Your objective: Exclude the pictures and retype the entries as written.

Start Raw data

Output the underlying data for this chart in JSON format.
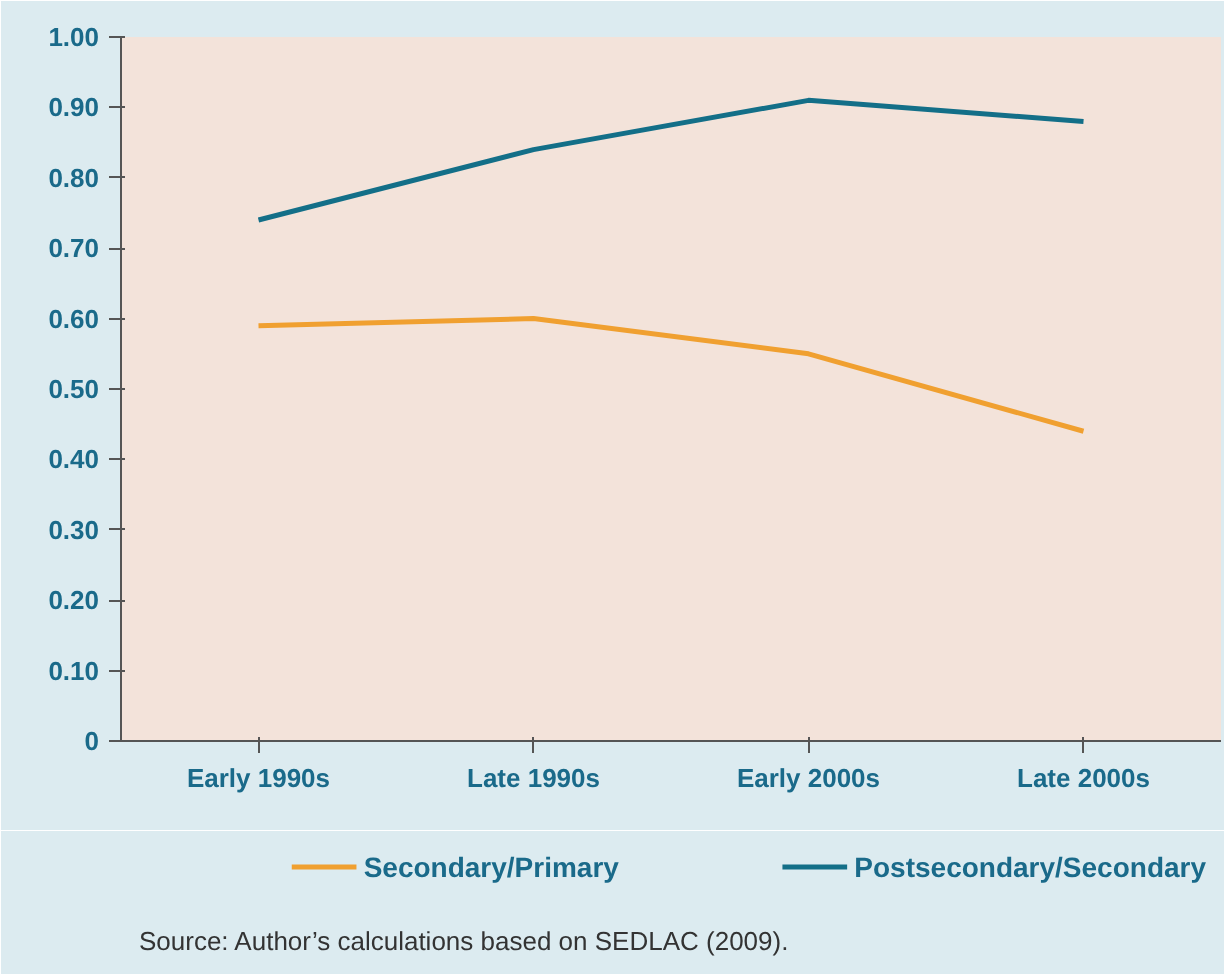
{
  "chart_data": {
    "type": "line",
    "categories": [
      "Early 1990s",
      "Late 1990s",
      "Early 2000s",
      "Late 2000s"
    ],
    "series": [
      {
        "name": "Secondary/Primary",
        "color": "#f0a030",
        "values": [
          0.59,
          0.6,
          0.55,
          0.44
        ]
      },
      {
        "name": "Postsecondary/Secondary",
        "color": "#136f88",
        "values": [
          0.74,
          0.84,
          0.91,
          0.88
        ]
      }
    ],
    "ylim": [
      0,
      1
    ],
    "yticks": [
      0,
      {
        "value": 0.1,
        "label": "0.10"
      },
      {
        "value": 0.2,
        "label": "0.20"
      },
      {
        "value": 0.3,
        "label": "0.30"
      },
      {
        "value": 0.4,
        "label": "0.40"
      },
      {
        "value": 0.5,
        "label": "0.50"
      },
      {
        "value": 0.6,
        "label": "0.60"
      },
      {
        "value": 0.7,
        "label": "0.70"
      },
      {
        "value": 0.8,
        "label": "0.80"
      },
      {
        "value": 0.9,
        "label": "0.90"
      },
      {
        "value": 1.0,
        "label": "1.00"
      }
    ],
    "grid": false,
    "legend": "bottom",
    "marker": "none",
    "line_style": "solid",
    "annotations": [
      "Source: Author’s calculations based on SEDLAC (2009)."
    ]
  }
}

End Raw data

The response:
Output the underlying data for this chart in JSON format.
{
  "chart_data": {
    "type": "line",
    "categories": [
      "Early 1990s",
      "Late 1990s",
      "Early 2000s",
      "Late 2000s"
    ],
    "series": [
      {
        "name": "Secondary/Primary",
        "color": "#f0a030",
        "values": [
          0.59,
          0.6,
          0.55,
          0.44
        ]
      },
      {
        "name": "Postsecondary/Secondary",
        "color": "#136f88",
        "values": [
          0.74,
          0.84,
          0.91,
          0.88
        ]
      }
    ],
    "ylim": [
      0,
      1
    ],
    "yticks": [
      0,
      {
        "value": 0.1,
        "label": "0.10"
      },
      {
        "value": 0.2,
        "label": "0.20"
      },
      {
        "value": 0.3,
        "label": "0.30"
      },
      {
        "value": 0.4,
        "label": "0.40"
      },
      {
        "value": 0.5,
        "label": "0.50"
      },
      {
        "value": 0.6,
        "label": "0.60"
      },
      {
        "value": 0.7,
        "label": "0.70"
      },
      {
        "value": 0.8,
        "label": "0.80"
      },
      {
        "value": 0.9,
        "label": "0.90"
      },
      {
        "value": 1.0,
        "label": "1.00"
      }
    ],
    "grid": false,
    "legend": "bottom",
    "marker": "none",
    "line_style": "solid",
    "annotations": [
      "Source: Author’s calculations based on SEDLAC (2009)."
    ]
  }
}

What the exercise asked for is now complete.